- _Your goal_: Your task is to write out all of the records once more, exactly.
Provided records: Begin
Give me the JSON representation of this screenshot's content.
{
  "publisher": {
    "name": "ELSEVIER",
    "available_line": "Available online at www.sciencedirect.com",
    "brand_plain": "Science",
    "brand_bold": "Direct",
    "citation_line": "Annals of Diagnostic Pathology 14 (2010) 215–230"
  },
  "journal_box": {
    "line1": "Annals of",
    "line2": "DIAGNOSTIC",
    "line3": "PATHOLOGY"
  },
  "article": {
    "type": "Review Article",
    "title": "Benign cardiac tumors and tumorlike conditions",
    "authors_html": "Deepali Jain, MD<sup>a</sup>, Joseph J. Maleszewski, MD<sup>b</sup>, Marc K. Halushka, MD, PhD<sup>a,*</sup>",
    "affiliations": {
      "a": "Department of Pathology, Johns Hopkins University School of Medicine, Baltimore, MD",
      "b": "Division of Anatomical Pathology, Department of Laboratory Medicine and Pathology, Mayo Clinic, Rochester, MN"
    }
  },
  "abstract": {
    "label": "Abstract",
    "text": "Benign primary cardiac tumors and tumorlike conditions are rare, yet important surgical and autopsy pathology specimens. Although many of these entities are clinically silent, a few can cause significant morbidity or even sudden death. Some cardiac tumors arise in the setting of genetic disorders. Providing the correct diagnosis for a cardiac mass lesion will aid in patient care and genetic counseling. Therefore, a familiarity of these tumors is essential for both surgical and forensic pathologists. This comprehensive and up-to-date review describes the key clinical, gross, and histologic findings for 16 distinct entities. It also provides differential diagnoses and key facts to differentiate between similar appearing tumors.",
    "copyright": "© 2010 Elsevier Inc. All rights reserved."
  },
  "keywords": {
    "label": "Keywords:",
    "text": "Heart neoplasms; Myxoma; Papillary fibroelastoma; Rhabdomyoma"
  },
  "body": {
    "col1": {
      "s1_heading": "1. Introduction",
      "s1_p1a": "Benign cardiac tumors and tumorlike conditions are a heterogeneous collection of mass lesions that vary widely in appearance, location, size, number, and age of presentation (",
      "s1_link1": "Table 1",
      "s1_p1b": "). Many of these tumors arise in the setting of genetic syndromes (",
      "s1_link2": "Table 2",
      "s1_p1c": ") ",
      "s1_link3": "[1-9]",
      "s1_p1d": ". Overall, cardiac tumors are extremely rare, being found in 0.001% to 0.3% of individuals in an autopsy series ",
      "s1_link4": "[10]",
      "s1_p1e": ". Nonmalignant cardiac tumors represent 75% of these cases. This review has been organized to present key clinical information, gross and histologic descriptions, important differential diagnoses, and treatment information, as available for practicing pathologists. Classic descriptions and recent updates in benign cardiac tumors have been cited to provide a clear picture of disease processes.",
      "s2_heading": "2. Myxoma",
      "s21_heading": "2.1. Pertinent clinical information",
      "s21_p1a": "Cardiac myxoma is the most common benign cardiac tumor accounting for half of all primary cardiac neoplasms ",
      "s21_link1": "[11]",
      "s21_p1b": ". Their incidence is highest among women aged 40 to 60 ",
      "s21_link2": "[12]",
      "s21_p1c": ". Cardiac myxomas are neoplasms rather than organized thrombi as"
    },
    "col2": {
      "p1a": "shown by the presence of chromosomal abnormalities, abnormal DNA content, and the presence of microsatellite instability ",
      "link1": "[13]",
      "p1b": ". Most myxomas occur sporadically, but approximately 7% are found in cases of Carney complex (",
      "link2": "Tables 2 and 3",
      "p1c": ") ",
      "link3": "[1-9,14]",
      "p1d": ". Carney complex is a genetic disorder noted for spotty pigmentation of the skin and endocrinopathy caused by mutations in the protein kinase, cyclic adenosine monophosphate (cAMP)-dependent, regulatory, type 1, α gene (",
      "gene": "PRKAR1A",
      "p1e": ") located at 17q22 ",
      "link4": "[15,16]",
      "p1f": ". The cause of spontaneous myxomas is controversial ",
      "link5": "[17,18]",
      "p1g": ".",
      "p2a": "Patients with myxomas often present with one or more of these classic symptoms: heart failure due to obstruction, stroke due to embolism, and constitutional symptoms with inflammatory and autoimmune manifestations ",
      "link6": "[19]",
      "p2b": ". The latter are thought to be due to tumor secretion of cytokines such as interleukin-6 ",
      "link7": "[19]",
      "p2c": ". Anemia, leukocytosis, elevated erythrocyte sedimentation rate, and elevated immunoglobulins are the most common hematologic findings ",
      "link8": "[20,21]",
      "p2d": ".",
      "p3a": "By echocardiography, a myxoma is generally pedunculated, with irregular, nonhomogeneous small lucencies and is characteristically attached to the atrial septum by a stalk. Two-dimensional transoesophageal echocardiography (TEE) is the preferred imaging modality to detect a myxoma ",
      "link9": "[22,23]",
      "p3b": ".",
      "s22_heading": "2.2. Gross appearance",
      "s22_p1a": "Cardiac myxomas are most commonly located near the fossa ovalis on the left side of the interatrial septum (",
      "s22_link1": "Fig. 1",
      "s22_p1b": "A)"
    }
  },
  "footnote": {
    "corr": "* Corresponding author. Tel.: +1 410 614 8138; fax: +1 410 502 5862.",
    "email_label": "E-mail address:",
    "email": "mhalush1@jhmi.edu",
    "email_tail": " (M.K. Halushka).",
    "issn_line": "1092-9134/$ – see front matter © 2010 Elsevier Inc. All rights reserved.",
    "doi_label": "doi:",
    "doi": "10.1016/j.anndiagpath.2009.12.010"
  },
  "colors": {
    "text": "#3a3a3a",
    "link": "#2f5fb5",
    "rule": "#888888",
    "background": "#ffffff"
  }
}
Provided records: End
- _Expected output_:
Give me the JSON representation of this screenshot's content.
{
  "publisher": {
    "name": "ELSEVIER",
    "available_line": "Available online at www.sciencedirect.com",
    "brand_plain": "Science",
    "brand_bold": "Direct",
    "citation_line": "Annals of Diagnostic Pathology 14 (2010) 215–230"
  },
  "journal_box": {
    "line1": "Annals of",
    "line2": "DIAGNOSTIC",
    "line3": "PATHOLOGY"
  },
  "article": {
    "type": "Review Article",
    "title": "Benign cardiac tumors and tumorlike conditions",
    "authors_html": "Deepali Jain, MD<sup>a</sup>, Joseph J. Maleszewski, MD<sup>b</sup>, Marc K. Halushka, MD, PhD<sup>a,*</sup>",
    "affiliations": {
      "a": "Department of Pathology, Johns Hopkins University School of Medicine, Baltimore, MD",
      "b": "Division of Anatomical Pathology, Department of Laboratory Medicine and Pathology, Mayo Clinic, Rochester, MN"
    }
  },
  "abstract": {
    "label": "Abstract",
    "text": "Benign primary cardiac tumors and tumorlike conditions are rare, yet important surgical and autopsy pathology specimens. Although many of these entities are clinically silent, a few can cause significant morbidity or even sudden death. Some cardiac tumors arise in the setting of genetic disorders. Providing the correct diagnosis for a cardiac mass lesion will aid in patient care and genetic counseling. Therefore, a familiarity of these tumors is essential for both surgical and forensic pathologists. This comprehensive and up-to-date review describes the key clinical, gross, and histologic findings for 16 distinct entities. It also provides differential diagnoses and key facts to differentiate between similar appearing tumors.",
    "copyright": "© 2010 Elsevier Inc. All rights reserved."
  },
  "keywords": {
    "label": "Keywords:",
    "text": "Heart neoplasms; Myxoma; Papillary fibroelastoma; Rhabdomyoma"
  },
  "body": {
    "col1": {
      "s1_heading": "1. Introduction",
      "s1_p1a": "Benign cardiac tumors and tumorlike conditions are a heterogeneous collection of mass lesions that vary widely in appearance, location, size, number, and age of presentation (",
      "s1_link1": "Table 1",
      "s1_p1b": "). Many of these tumors arise in the setting of genetic syndromes (",
      "s1_link2": "Table 2",
      "s1_p1c": ") ",
      "s1_link3": "[1-9]",
      "s1_p1d": ". Overall, cardiac tumors are extremely rare, being found in 0.001% to 0.3% of individuals in an autopsy series ",
      "s1_link4": "[10]",
      "s1_p1e": ". Nonmalignant cardiac tumors represent 75% of these cases. This review has been organized to present key clinical information, gross and histologic descriptions, important differential diagnoses, and treatment information, as available for practicing pathologists. Classic descriptions and recent updates in benign cardiac tumors have been cited to provide a clear picture of disease processes.",
      "s2_heading": "2. Myxoma",
      "s21_heading": "2.1. Pertinent clinical information",
      "s21_p1a": "Cardiac myxoma is the most common benign cardiac tumor accounting for half of all primary cardiac neoplasms ",
      "s21_link1": "[11]",
      "s21_p1b": ". Their incidence is highest among women aged 40 to 60 ",
      "s21_link2": "[12]",
      "s21_p1c": ". Cardiac myxomas are neoplasms rather than organized thrombi as"
    },
    "col2": {
      "p1a": "shown by the presence of chromosomal abnormalities, abnormal DNA content, and the presence of microsatellite instability ",
      "link1": "[13]",
      "p1b": ". Most myxomas occur sporadically, but approximately 7% are found in cases of Carney complex (",
      "link2": "Tables 2 and 3",
      "p1c": ") ",
      "link3": "[1-9,14]",
      "p1d": ". Carney complex is a genetic disorder noted for spotty pigmentation of the skin and endocrinopathy caused by mutations in the protein kinase, cyclic adenosine monophosphate (cAMP)-dependent, regulatory, type 1, α gene (",
      "gene": "PRKAR1A",
      "p1e": ") located at 17q22 ",
      "link4": "[15,16]",
      "p1f": ". The cause of spontaneous myxomas is controversial ",
      "link5": "[17,18]",
      "p1g": ".",
      "p2a": "Patients with myxomas often present with one or more of these classic symptoms: heart failure due to obstruction, stroke due to embolism, and constitutional symptoms with inflammatory and autoimmune manifestations ",
      "link6": "[19]",
      "p2b": ". The latter are thought to be due to tumor secretion of cytokines such as interleukin-6 ",
      "link7": "[19]",
      "p2c": ". Anemia, leukocytosis, elevated erythrocyte sedimentation rate, and elevated immunoglobulins are the most common hematologic findings ",
      "link8": "[20,21]",
      "p2d": ".",
      "p3a": "By echocardiography, a myxoma is generally pedunculated, with irregular, nonhomogeneous small lucencies and is characteristically attached to the atrial septum by a stalk. Two-dimensional transoesophageal echocardiography (TEE) is the preferred imaging modality to detect a myxoma ",
      "link9": "[22,23]",
      "p3b": ".",
      "s22_heading": "2.2. Gross appearance",
      "s22_p1a": "Cardiac myxomas are most commonly located near the fossa ovalis on the left side of the interatrial septum (",
      "s22_link1": "Fig. 1",
      "s22_p1b": "A)"
    }
  },
  "footnote": {
    "corr": "* Corresponding author. Tel.: +1 410 614 8138; fax: +1 410 502 5862.",
    "email_label": "E-mail address:",
    "email": "mhalush1@jhmi.edu",
    "email_tail": " (M.K. Halushka).",
    "issn_line": "1092-9134/$ – see front matter © 2010 Elsevier Inc. All rights reserved.",
    "doi_label": "doi:",
    "doi": "10.1016/j.anndiagpath.2009.12.010"
  },
  "colors": {
    "text": "#3a3a3a",
    "link": "#2f5fb5",
    "rule": "#888888",
    "background": "#ffffff"
  }
}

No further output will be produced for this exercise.